GIVEN REQUEST: Quote every line of the data below as it stands, omitting pictures.

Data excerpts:
..........
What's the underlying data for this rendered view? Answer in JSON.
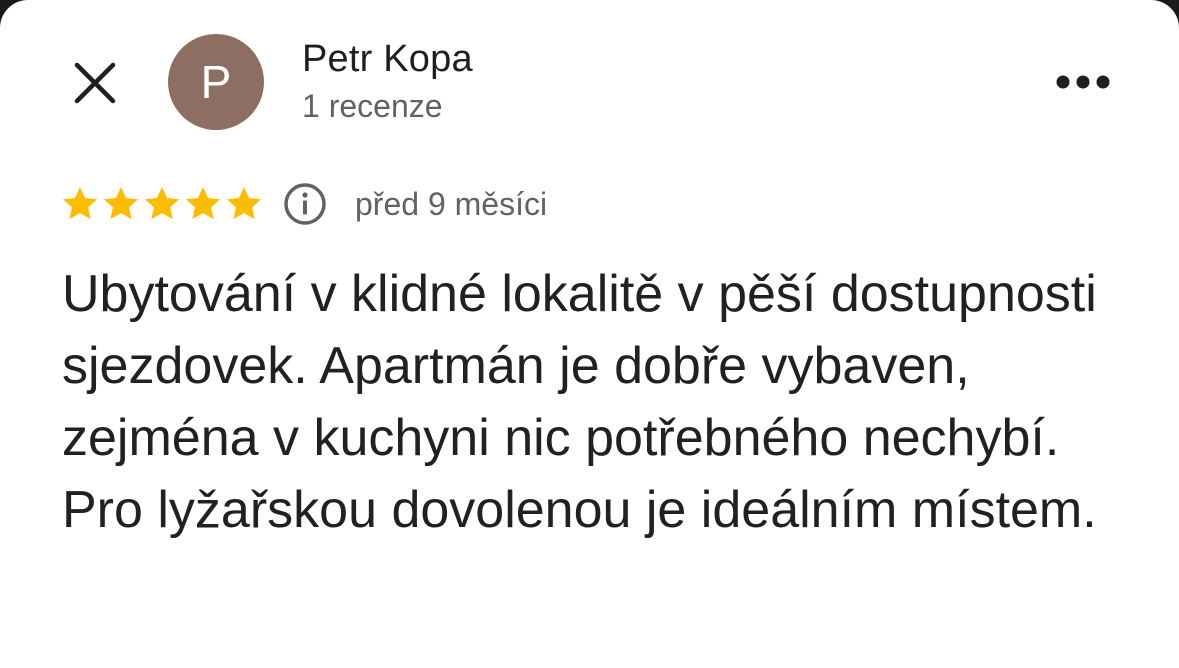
{
  "review": {
    "author": {
      "initial": "P",
      "name": "Petr Kopa",
      "review_count": "1 recenze",
      "avatar_color": "#8d6e63"
    },
    "rating": 5,
    "rating_max": 5,
    "star_color": "#fbbc04",
    "time_ago": "před 9 měsíci",
    "text": "Ubytování v klidné lokalitě v pěší dostupnosti sjezdovek. Apartmán je dobře vybaven, zejména v kuchyni nic potřebného nechybí. Pro lyžařskou dovolenou je ideálním místem."
  },
  "icons": {
    "close": "close-icon",
    "more": "more-horizontal-icon",
    "info": "info-icon",
    "star": "star-icon"
  }
}
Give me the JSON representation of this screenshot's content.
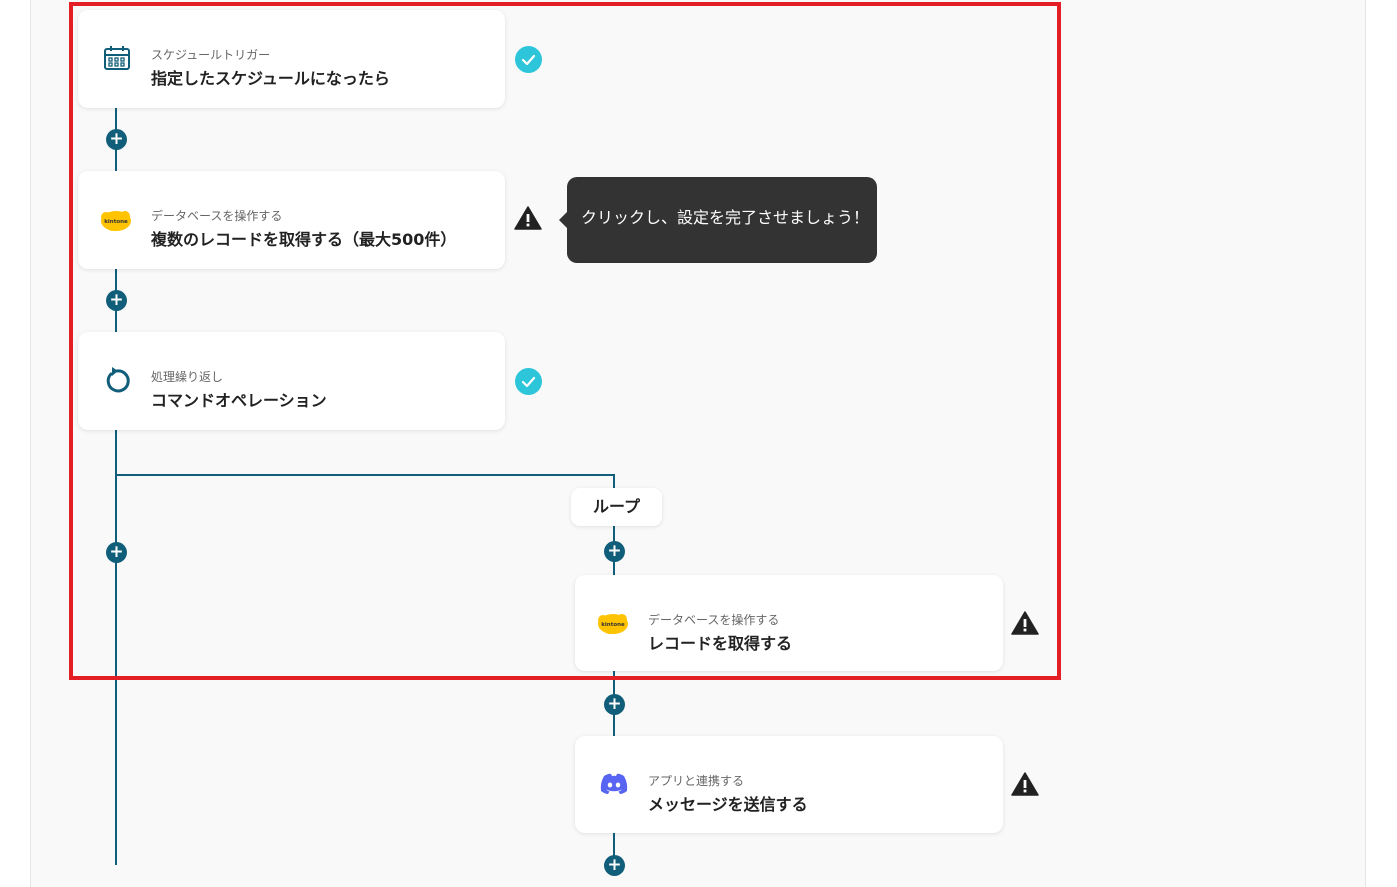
{
  "steps": [
    {
      "sub": "スケジュールトリガー",
      "title": "指定したスケジュールになったら",
      "icon": "calendar-icon",
      "status": "complete"
    },
    {
      "sub": "データベースを操作する",
      "title": "複数のレコードを取得する（最大500件）",
      "icon": "kintone-icon",
      "status": "warning"
    },
    {
      "sub": "処理繰り返し",
      "title": "コマンドオペレーション",
      "icon": "loop-icon",
      "status": "complete"
    },
    {
      "sub": "データベースを操作する",
      "title": "レコードを取得する",
      "icon": "kintone-icon",
      "status": "warning"
    },
    {
      "sub": "アプリと連携する",
      "title": "メッセージを送信する",
      "icon": "discord-icon",
      "status": "warning"
    }
  ],
  "tooltip": {
    "text": "クリックし、設定を完了させましょう！"
  },
  "loop": {
    "label": "ループ"
  },
  "kintone_logo_text": "kintone",
  "plus_symbol": "+",
  "colors": {
    "line": "#115e7a",
    "check": "#2cc5d9",
    "highlight": "#e31e24",
    "kintone": "#ffc300",
    "discord": "#5865f2",
    "tooltip_bg": "#333333"
  }
}
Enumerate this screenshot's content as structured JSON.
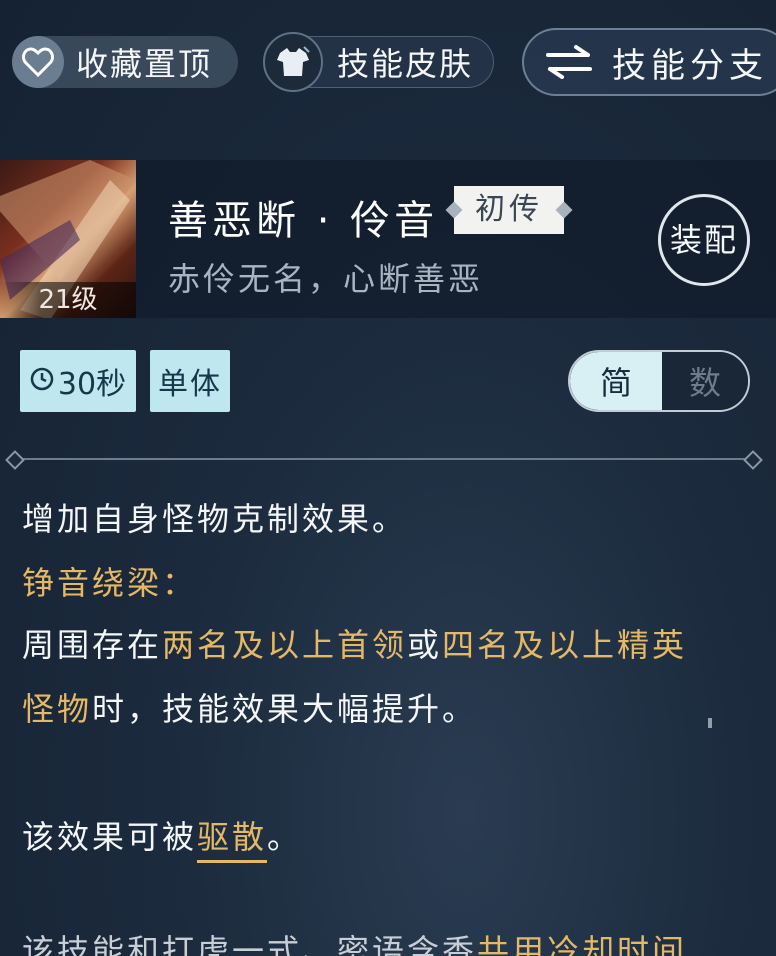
{
  "topbar": {
    "favorite_label": "收藏置顶",
    "skin_label": "技能皮肤",
    "branch_label": "技能分支"
  },
  "skill": {
    "name": "善恶断 · 伶音",
    "tier": "初传",
    "subtitle": "赤伶无名，心断善恶",
    "level": "21级",
    "equip_label": "装配"
  },
  "tags": {
    "cooldown": "30秒",
    "target": "单体"
  },
  "mode_toggle": {
    "active": "简",
    "inactive": "数"
  },
  "description": {
    "line1": "增加自身怪物克制效果。",
    "line2": "铮音绕梁：",
    "line3_a": "周围存在",
    "line3_b": "两名及以上首领",
    "line3_c": "或",
    "line3_d": "四名及以上精英",
    "line4_a": "怪物",
    "line4_b": "时，技能效果大幅提升。",
    "line5_a": "该效果可被",
    "line5_b": "驱散",
    "line5_c": "。",
    "line6_a": "该技能和打虎一式、密语含香",
    "line6_b": "共用冷却时间"
  },
  "colors": {
    "highlight": "#e5b866",
    "tag_bg": "#bfe7ef",
    "background": "#1b2a3c"
  }
}
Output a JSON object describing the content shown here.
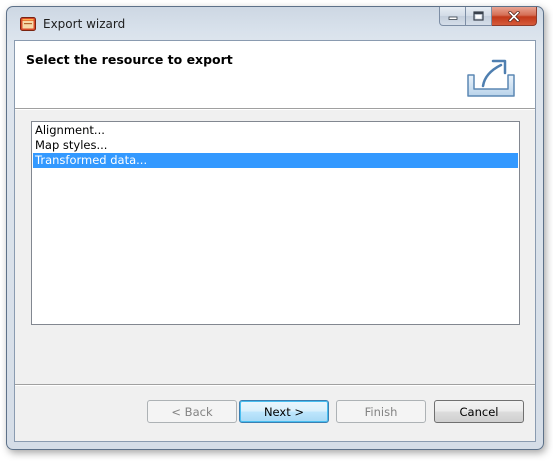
{
  "window": {
    "title": "Export wizard",
    "app_icon": "wizard-app-icon",
    "caption_buttons": {
      "minimize_icon": "minimize-icon",
      "maximize_icon": "maximize-icon",
      "close_icon": "close-icon"
    }
  },
  "header": {
    "title": "Select the resource to export",
    "icon": "export-icon"
  },
  "resource_list": {
    "items": [
      {
        "label": "Alignment...",
        "selected": false
      },
      {
        "label": "Map styles...",
        "selected": false
      },
      {
        "label": "Transformed data...",
        "selected": true
      }
    ]
  },
  "buttons": {
    "back": "< Back",
    "next": "Next >",
    "finish": "Finish",
    "cancel": "Cancel"
  },
  "colors": {
    "selection": "#3399ff",
    "close_button": "#c2391a"
  }
}
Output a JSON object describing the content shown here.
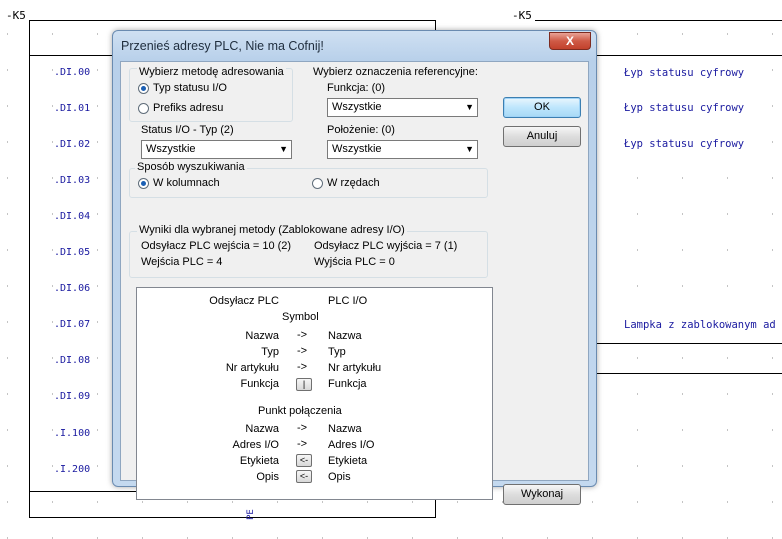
{
  "schematic": {
    "k_left": "-K5",
    "k_right": "-K5",
    "di_labels": [
      ".DI.00",
      ".DI.01",
      ".DI.02",
      ".DI.03",
      ".DI.04",
      ".DI.05",
      ".DI.06",
      ".DI.07",
      ".DI.08",
      ".DI.09",
      ".I.100",
      ".I.200"
    ],
    "right_texts": [
      "Łyp statusu cyfrowy",
      "Łyp statusu cyfrowy",
      "Łyp statusu cyfrowy",
      "Lampka z zablokowanym ad"
    ],
    "pe_label": "PE"
  },
  "dialog": {
    "title": "Przenieś adresy PLC, Nie ma Cofnij!",
    "close_label": "X",
    "method_group_label": "Wybierz metodę adresowania",
    "method_options": [
      "Typ statusu I/O",
      "Prefiks adresu"
    ],
    "method_selected": "Typ statusu I/O",
    "ref_group_label": "Wybierz oznaczenia referencyjne:",
    "function_label": "Funkcja: (0)",
    "function_value": "Wszystkie",
    "status_type_label": "Status I/O - Typ (2)",
    "status_type_value": "Wszystkie",
    "position_label": "Położenie: (0)",
    "position_value": "Wszystkie",
    "search_group_label": "Sposób wyszukiwania",
    "search_options": [
      "W kolumnach",
      "W rzędach"
    ],
    "search_selected": "W kolumnach",
    "results_label": "Wyniki dla wybranej metody (Zablokowane adresy I/O)",
    "results": {
      "plc_in_ref": "Odsyłacz PLC wejścia = 10 (2)",
      "plc_out_ref": "Odsyłacz PLC wyjścia = 7 (1)",
      "plc_inputs": "Wejścia PLC = 4",
      "plc_outputs": "Wyjścia PLC = 0"
    },
    "ok_label": "OK",
    "cancel_label": "Anuluj",
    "execute_label": "Wykonaj",
    "mapping": {
      "col_left": "Odsyłacz PLC",
      "col_right": "PLC I/O",
      "symbol_header": "Symbol",
      "symbol_rows": [
        {
          "left": "Nazwa",
          "op": "->",
          "right": "Nazwa"
        },
        {
          "left": "Typ",
          "op": "->",
          "right": "Typ"
        },
        {
          "left": "Nr artykułu",
          "op": "->",
          "right": "Nr artykułu"
        },
        {
          "left": "Funkcja",
          "op": "|",
          "right": "Funkcja"
        }
      ],
      "connection_header": "Punkt połączenia",
      "connection_rows": [
        {
          "left": "Nazwa",
          "op": "->",
          "right": "Nazwa"
        },
        {
          "left": "Adres I/O",
          "op": "->",
          "right": "Adres I/O"
        },
        {
          "left": "Etykieta",
          "op": "<-",
          "right": "Etykieta"
        },
        {
          "left": "Opis",
          "op": "<-",
          "right": "Opis"
        }
      ]
    }
  }
}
..........
WRITTEN ANSWER:
What's the underlying data for this rendered view? Answer in JSON.
{
  "review": {
    "author": {
      "initial": "P",
      "name": "Petr Kopa",
      "review_count": "1 recenze",
      "avatar_color": "#8d6e63"
    },
    "rating": 5,
    "rating_max": 5,
    "star_color": "#fbbc04",
    "time_ago": "před 9 měsíci",
    "text": "Ubytování v klidné lokalitě v pěší dostupnosti sjezdovek. Apartmán je dobře vybaven, zejména v kuchyni nic potřebného nechybí. Pro lyžařskou dovolenou je ideálním místem."
  },
  "icons": {
    "close": "close-icon",
    "more": "more-horizontal-icon",
    "info": "info-icon",
    "star": "star-icon"
  }
}
Give me the JSON representation of this screenshot's content.
{
  "steps": [
    {
      "sub": "スケジュールトリガー",
      "title": "指定したスケジュールになったら",
      "icon": "calendar-icon",
      "status": "complete"
    },
    {
      "sub": "データベースを操作する",
      "title": "複数のレコードを取得する（最大500件）",
      "icon": "kintone-icon",
      "status": "warning"
    },
    {
      "sub": "処理繰り返し",
      "title": "コマンドオペレーション",
      "icon": "loop-icon",
      "status": "complete"
    },
    {
      "sub": "データベースを操作する",
      "title": "レコードを取得する",
      "icon": "kintone-icon",
      "status": "warning"
    },
    {
      "sub": "アプリと連携する",
      "title": "メッセージを送信する",
      "icon": "discord-icon",
      "status": "warning"
    }
  ],
  "tooltip": {
    "text": "クリックし、設定を完了させましょう！"
  },
  "loop": {
    "label": "ループ"
  },
  "kintone_logo_text": "kintone",
  "plus_symbol": "+",
  "colors": {
    "line": "#115e7a",
    "check": "#2cc5d9",
    "highlight": "#e31e24",
    "kintone": "#ffc300",
    "discord": "#5865f2",
    "tooltip_bg": "#333333"
  }
}
Enumerate this screenshot's content as structured JSON.
{
  "topbar": {
    "favorite_label": "收藏置顶",
    "skin_label": "技能皮肤",
    "branch_label": "技能分支"
  },
  "skill": {
    "name": "善恶断 · 伶音",
    "tier": "初传",
    "subtitle": "赤伶无名，心断善恶",
    "level": "21级",
    "equip_label": "装配"
  },
  "tags": {
    "cooldown": "30秒",
    "target": "单体"
  },
  "mode_toggle": {
    "active": "简",
    "inactive": "数"
  },
  "description": {
    "line1": "增加自身怪物克制效果。",
    "line2": "铮音绕梁：",
    "line3_a": "周围存在",
    "line3_b": "两名及以上首领",
    "line3_c": "或",
    "line3_d": "四名及以上精英",
    "line4_a": "怪物",
    "line4_b": "时，技能效果大幅提升。",
    "line5_a": "该效果可被",
    "line5_b": "驱散",
    "line5_c": "。",
    "line6_a": "该技能和打虎一式、密语含香",
    "line6_b": "共用冷却时间"
  },
  "colors": {
    "highlight": "#e5b866",
    "tag_bg": "#bfe7ef",
    "background": "#1b2a3c"
  }
}
Output a JSON object describing the content shown here.
{
  "window": {
    "title": "Export wizard",
    "app_icon": "wizard-app-icon",
    "caption_buttons": {
      "minimize_icon": "minimize-icon",
      "maximize_icon": "maximize-icon",
      "close_icon": "close-icon"
    }
  },
  "header": {
    "title": "Select the resource to export",
    "icon": "export-icon"
  },
  "resource_list": {
    "items": [
      {
        "label": "Alignment...",
        "selected": false
      },
      {
        "label": "Map styles...",
        "selected": false
      },
      {
        "label": "Transformed data...",
        "selected": true
      }
    ]
  },
  "buttons": {
    "back": "< Back",
    "next": "Next >",
    "finish": "Finish",
    "cancel": "Cancel"
  },
  "colors": {
    "selection": "#3399ff",
    "close_button": "#c2391a"
  }
}
Output a JSON object describing the content shown here.
{
  "schematic": {
    "k_left": "-K5",
    "k_right": "-K5",
    "di_labels": [
      ".DI.00",
      ".DI.01",
      ".DI.02",
      ".DI.03",
      ".DI.04",
      ".DI.05",
      ".DI.06",
      ".DI.07",
      ".DI.08",
      ".DI.09",
      ".I.100",
      ".I.200"
    ],
    "right_texts": [
      "Łyp statusu cyfrowy",
      "Łyp statusu cyfrowy",
      "Łyp statusu cyfrowy",
      "Lampka z zablokowanym ad"
    ],
    "pe_label": "PE"
  },
  "dialog": {
    "title": "Przenieś adresy PLC, Nie ma Cofnij!",
    "close_label": "X",
    "method_group_label": "Wybierz metodę adresowania",
    "method_options": [
      "Typ statusu I/O",
      "Prefiks adresu"
    ],
    "method_selected": "Typ statusu I/O",
    "ref_group_label": "Wybierz oznaczenia referencyjne:",
    "function_label": "Funkcja: (0)",
    "function_value": "Wszystkie",
    "status_type_label": "Status I/O - Typ (2)",
    "status_type_value": "Wszystkie",
    "position_label": "Położenie: (0)",
    "position_value": "Wszystkie",
    "search_group_label": "Sposób wyszukiwania",
    "search_options": [
      "W kolumnach",
      "W rzędach"
    ],
    "search_selected": "W kolumnach",
    "results_label": "Wyniki dla wybranej metody (Zablokowane adresy I/O)",
    "results": {
      "plc_in_ref": "Odsyłacz PLC wejścia = 10 (2)",
      "plc_out_ref": "Odsyłacz PLC wyjścia = 7 (1)",
      "plc_inputs": "Wejścia PLC = 4",
      "plc_outputs": "Wyjścia PLC = 0"
    },
    "ok_label": "OK",
    "cancel_label": "Anuluj",
    "execute_label": "Wykonaj",
    "mapping": {
      "col_left": "Odsyłacz PLC",
      "col_right": "PLC I/O",
      "symbol_header": "Symbol",
      "symbol_rows": [
        {
          "left": "Nazwa",
          "op": "->",
          "right": "Nazwa"
        },
        {
          "left": "Typ",
          "op": "->",
          "right": "Typ"
        },
        {
          "left": "Nr artykułu",
          "op": "->",
          "right": "Nr artykułu"
        },
        {
          "left": "Funkcja",
          "op": "|",
          "right": "Funkcja"
        }
      ],
      "connection_header": "Punkt połączenia",
      "connection_rows": [
        {
          "left": "Nazwa",
          "op": "->",
          "right": "Nazwa"
        },
        {
          "left": "Adres I/O",
          "op": "->",
          "right": "Adres I/O"
        },
        {
          "left": "Etykieta",
          "op": "<-",
          "right": "Etykieta"
        },
        {
          "left": "Opis",
          "op": "<-",
          "right": "Opis"
        }
      ]
    }
  }
}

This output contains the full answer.